▸ 作業依頼
スズキの業績に関する文章のうち「2023年3月期の売上高は前」から「前倒しで達成する見通しです。」まで（両端を含む）を、「中期経営目標」を「中期経営計画」に差し替えて編集し、書き出してください。

▸ 抜粋本文
━━━━━━━━━━━━━━━━━━━━
スズキの快進撃が止まりません。
2023年3月期の売上高は前期よりも3割高い4兆6,416億円、営業利益は1.8倍の3,506億円に跳ね上がりました。2023年3月期の期首予想では、売上高を3兆9,000億円としていました。予想を1.2倍上回る好調ぶり。2024年3月期は売上高を4兆9,000億円と予想しています。
スズキは2021年2月24日に中期経営目標を掲げており、2026年3月期に売上高4兆8,000億円を目指すとしていました。2年前倒しで達成する見通しです。
好調の裏にはインド攻略に成功していることがありますが、巧みな戦術が隠されています。
インド事業の売上高は2倍に
マツダとスズキは売上高が近いところにあり、両社ともに3兆円台で推移していました。しかし、マツダの2023年3月期の売上高は3兆8,267億円で、8,000億円以上の差がつきました。スズキはマツダを大きく引き離しました。
■スズキ業績推移
※決算短信より
スズキの販売戦略は他社とやや異なります。自動車の売上構成比率を見ると、トヨタやホンダが注力する北米エリアはわずか0.01%しかありません。日本がおよそ3割、アジアが5割を占めています。アジアの中でもインドに強く、自動車の売上高の46%はインドによるものです。
スズキがインドに進出したのがおよそ40年前。当時はまだ道路が十分に整備されておらず、経済も後れをとっていたために自動車が普及していませんでした。混沌とするインドへの進出は無謀とも言われましたが、軽自動車で国内トップだったスズキは、低価格戦略でブルーオーシャンだったインド市場の攻略を狙いました。
━━━━━━━━━━━━━━━━━━━━
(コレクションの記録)
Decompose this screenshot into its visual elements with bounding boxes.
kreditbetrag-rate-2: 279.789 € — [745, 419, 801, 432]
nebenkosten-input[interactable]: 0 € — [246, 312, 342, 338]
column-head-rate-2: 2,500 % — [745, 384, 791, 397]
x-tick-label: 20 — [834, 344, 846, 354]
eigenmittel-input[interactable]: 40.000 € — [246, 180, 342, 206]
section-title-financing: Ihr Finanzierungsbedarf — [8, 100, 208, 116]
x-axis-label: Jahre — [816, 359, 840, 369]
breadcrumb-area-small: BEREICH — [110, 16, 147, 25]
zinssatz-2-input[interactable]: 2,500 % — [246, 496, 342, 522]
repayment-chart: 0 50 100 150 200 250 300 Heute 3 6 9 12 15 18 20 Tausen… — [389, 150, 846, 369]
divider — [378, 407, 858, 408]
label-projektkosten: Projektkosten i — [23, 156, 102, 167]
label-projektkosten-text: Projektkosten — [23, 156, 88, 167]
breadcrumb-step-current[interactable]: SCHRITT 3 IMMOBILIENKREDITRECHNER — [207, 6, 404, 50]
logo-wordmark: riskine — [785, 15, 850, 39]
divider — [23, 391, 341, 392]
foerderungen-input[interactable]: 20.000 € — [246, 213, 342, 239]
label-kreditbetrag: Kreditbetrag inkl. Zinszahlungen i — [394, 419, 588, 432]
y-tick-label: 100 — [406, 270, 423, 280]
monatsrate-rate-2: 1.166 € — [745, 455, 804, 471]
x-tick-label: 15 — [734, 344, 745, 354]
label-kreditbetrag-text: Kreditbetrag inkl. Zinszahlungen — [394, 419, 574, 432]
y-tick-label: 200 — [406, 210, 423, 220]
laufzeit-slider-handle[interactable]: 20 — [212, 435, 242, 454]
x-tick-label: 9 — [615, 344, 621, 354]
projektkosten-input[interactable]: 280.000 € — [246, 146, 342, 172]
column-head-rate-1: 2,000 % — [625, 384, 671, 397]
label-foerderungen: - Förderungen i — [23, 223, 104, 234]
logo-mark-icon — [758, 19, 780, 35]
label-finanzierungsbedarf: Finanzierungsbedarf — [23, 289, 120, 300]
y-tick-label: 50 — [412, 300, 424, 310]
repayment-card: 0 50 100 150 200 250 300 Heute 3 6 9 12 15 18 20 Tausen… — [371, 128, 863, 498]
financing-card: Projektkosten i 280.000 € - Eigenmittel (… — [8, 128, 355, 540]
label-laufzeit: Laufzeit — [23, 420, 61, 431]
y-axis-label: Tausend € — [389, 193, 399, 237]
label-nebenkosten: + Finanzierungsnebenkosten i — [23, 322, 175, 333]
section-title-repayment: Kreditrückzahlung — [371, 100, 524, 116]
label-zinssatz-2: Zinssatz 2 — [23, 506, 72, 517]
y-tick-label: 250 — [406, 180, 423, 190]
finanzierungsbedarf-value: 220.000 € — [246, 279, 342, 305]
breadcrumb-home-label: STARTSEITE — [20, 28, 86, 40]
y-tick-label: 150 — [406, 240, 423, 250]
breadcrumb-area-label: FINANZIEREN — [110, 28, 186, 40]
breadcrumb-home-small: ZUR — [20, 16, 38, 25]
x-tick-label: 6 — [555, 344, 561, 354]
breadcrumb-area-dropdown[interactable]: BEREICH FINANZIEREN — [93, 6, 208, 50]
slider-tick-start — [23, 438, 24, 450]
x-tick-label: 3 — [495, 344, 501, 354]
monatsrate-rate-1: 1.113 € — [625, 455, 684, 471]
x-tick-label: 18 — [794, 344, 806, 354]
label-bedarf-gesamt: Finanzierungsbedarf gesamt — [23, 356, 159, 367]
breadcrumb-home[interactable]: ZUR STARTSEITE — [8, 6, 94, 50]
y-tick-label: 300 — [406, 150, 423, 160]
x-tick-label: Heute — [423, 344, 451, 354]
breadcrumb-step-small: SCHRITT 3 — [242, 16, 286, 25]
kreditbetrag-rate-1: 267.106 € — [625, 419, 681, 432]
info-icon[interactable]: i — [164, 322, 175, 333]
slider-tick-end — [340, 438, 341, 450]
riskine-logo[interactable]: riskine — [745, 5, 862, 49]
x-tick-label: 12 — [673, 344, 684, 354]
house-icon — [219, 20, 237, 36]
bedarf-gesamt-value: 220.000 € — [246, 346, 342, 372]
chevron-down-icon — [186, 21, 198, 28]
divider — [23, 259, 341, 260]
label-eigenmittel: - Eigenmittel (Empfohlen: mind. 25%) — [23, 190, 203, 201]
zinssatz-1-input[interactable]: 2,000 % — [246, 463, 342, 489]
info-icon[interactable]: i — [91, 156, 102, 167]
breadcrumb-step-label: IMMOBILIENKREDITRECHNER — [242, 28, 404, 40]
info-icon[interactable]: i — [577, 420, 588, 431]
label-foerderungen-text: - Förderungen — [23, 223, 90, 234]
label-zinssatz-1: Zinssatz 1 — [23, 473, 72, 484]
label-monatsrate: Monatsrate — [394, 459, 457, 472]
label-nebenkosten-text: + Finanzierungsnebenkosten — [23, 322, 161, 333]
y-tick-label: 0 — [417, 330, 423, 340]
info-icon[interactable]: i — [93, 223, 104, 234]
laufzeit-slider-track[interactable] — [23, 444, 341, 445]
━━━━━━━━━━━━━━━━━━━━
▸ 回答
2023年3月期の売上高は前期よりも3割高い4兆6,416億円、営業利益は1.8倍の3,506億円に跳ね上がりました。2023年3月期の期首予想では、売上高を3兆9,000億円としていました。予想を1.2倍上回る好調ぶり。2024年3月期は売上高を4兆9,000億円と予想しています。
スズキは2021年2月24日に中期経営計画を掲げており、2026年3月期に売上高4兆8,000億円を目指すとしていました。2年前倒しで達成する見通しです。